» Short problem
Produce a word-for-word copy of the listing below without its pictures.

» Record extracts
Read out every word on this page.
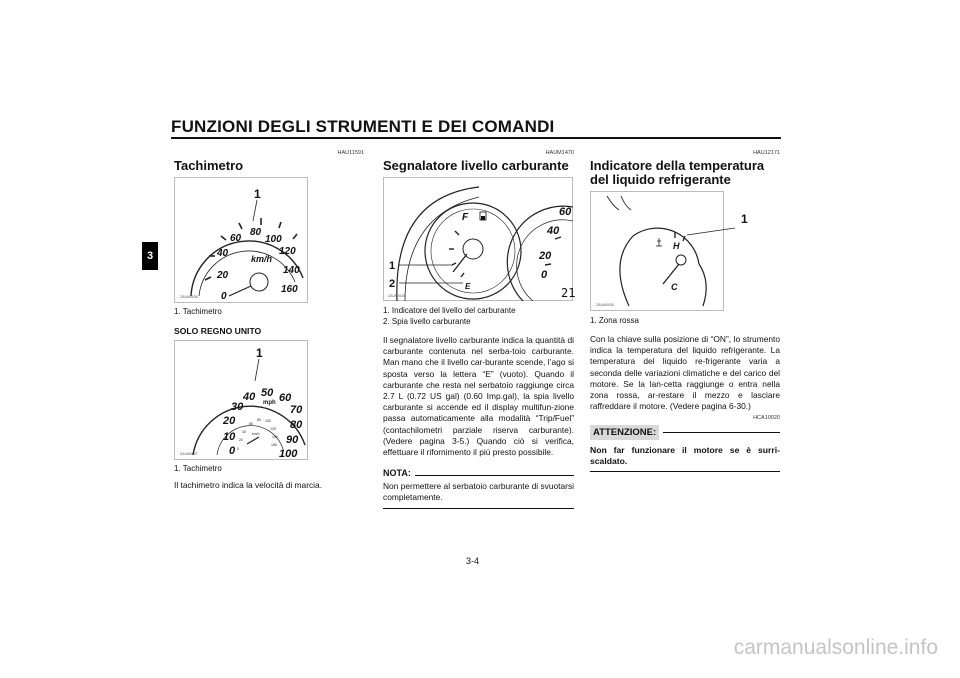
FUNZIONI DEGLI STRUMENTI E DEI COMANDI
3
HAU11591
Tachimetro
20
40
60
80
100
120
140
160
0
km/h
1
ZAUM0036
1. Tachimetro
SOLO REGNO UNITO
0
10
20
30
40 50 60
70
80
90
100
mph
0
20
40
60
80 100
120
140
160
km/h
1
ZAUM0037
1. Tachimetro
Il tachimetro indica la velocità di marcia.
HAUM1470
Segnalatore livello carburante
F
E
60
40
20
0
21
1
2
ZAUM0036
1. Indicatore del livello del carburante
2. Spia livello carburante
Il segnalatore livello carburante indica la quantità di carburante contenuta nel serba-toio carburante. Man mano che il livello car-burante scende, l’ago si sposta verso la lettera “E” (vuoto). Quando il carburante che resta nel serbatoio raggiunge circa 2.7 L (0.72 US gal) (0.60 Imp.gal), la spia livello carburante si accende ed il display multifun-zione passa automaticamente alla modalità “Trip/Fuel” (contachilometri parziale riserva carburante). (Vedere pagina 3-5.) Quando ciò si verifica, effettuare il rifornimento il più presto possibile.
NOTA:
Non permettere al serbatoio carburante di svuotarsi completamente.
HAU12171
Indicatore della temperatura del liquido refrigerante
H
C
1
ZAUM0038
1. Zona rossa
Con la chiave sulla posizione di “ON”, lo strumento indica la temperatura del liquido refrigerante. La temperatura del liquido re-frigerante varia a seconda delle variazioni climatiche e del carico del motore. Se la lan-cetta raggiunge o entra nella zona rossa, ar-restare il mezzo e lasciare raffreddare il motore. (Vedere pagina 6-30.)
HCA10020
ATTENZIONE:
Non far funzionare il motore se è surri-scaldato.
3-4
carmanualsonline.info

» Result of the task
Read out every word on this page.
FUNZIONI DEGLI STRUMENTI E DEI COMANDI
3
HAU11591
Tachimetro
20
40
60
80
100
120
140
160
0
km/h
1
ZAUM0036
1. Tachimetro
SOLO REGNO UNITO
0
10
20
30
40 50 60
70
80
90
100
mph
0
20
40
60
80 100
120
140
160
km/h
1
ZAUM0037
1. Tachimetro
Il tachimetro indica la velocità di marcia.
HAUM1470
Segnalatore livello carburante
F
E
60
40
20
0
21
1
2
ZAUM0036
1. Indicatore del livello del carburante
2. Spia livello carburante
Il segnalatore livello carburante indica la quantità di carburante contenuta nel serba-toio carburante. Man mano che il livello car-burante scende, l’ago si sposta verso la lettera “E” (vuoto). Quando il carburante che resta nel serbatoio raggiunge circa 2.7 L (0.72 US gal) (0.60 Imp.gal), la spia livello carburante si accende ed il display multifun-zione passa automaticamente alla modalità “Trip/Fuel” (contachilometri parziale riserva carburante). (Vedere pagina 3-5.) Quando ciò si verifica, effettuare il rifornimento il più presto possibile.
NOTA:
Non permettere al serbatoio carburante di svuotarsi completamente.
HAU12171
Indicatore della temperatura del liquido refrigerante
H
C
1
ZAUM0038
1. Zona rossa
Con la chiave sulla posizione di “ON”, lo strumento indica la temperatura del liquido refrigerante. La temperatura del liquido re-frigerante varia a seconda delle variazioni climatiche e del carico del motore. Se la lan-cetta raggiunge o entra nella zona rossa, ar-restare il mezzo e lasciare raffreddare il motore. (Vedere pagina 6-30.)
HCA10020
ATTENZIONE:
Non far funzionare il motore se è surri-scaldato.
3-4
carmanualsonline.info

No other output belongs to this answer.